─── Provided records

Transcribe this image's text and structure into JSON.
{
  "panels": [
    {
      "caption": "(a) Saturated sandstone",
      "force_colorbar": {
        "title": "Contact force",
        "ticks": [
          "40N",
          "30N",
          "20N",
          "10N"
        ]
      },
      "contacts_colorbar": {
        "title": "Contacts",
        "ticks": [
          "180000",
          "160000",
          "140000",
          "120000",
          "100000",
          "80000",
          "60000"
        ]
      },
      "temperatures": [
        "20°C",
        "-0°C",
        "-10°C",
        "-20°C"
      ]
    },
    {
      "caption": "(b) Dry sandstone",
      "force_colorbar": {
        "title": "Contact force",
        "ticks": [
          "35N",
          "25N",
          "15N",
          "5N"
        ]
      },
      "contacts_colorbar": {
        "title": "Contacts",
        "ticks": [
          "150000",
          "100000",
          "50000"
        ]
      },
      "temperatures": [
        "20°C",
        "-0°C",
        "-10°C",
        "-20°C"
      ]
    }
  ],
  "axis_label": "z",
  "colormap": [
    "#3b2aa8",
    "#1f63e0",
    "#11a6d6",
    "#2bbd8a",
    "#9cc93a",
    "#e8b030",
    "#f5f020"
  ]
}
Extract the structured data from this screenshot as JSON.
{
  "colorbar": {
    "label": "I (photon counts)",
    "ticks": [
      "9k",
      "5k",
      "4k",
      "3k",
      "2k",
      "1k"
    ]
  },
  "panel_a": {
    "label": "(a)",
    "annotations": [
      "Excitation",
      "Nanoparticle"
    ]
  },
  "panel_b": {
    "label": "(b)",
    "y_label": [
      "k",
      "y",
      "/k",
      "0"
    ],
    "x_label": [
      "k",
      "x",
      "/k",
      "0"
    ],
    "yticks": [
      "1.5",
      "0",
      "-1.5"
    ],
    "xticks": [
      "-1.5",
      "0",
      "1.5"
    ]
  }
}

──────

**Given task**
Begin with the line that contains "Extract the structured" and end with the last line of the records; set down every line in that span exactly, and nothing else.

**Output of the exercise**
Extract the structured data from this screenshot as JSON.
{
  "colorbar": {
    "label": "I (photon counts)",
    "ticks": [
      "9k",
      "5k",
      "4k",
      "3k",
      "2k",
      "1k"
    ]
  },
  "panel_a": {
    "label": "(a)",
    "annotations": [
      "Excitation",
      "Nanoparticle"
    ]
  },
  "panel_b": {
    "label": "(b)",
    "y_label": [
      "k",
      "y",
      "/k",
      "0"
    ],
    "x_label": [
      "k",
      "x",
      "/k",
      "0"
    ],
    "yticks": [
      "1.5",
      "0",
      "-1.5"
    ],
    "xticks": [
      "-1.5",
      "0",
      "1.5"
    ]
  }
}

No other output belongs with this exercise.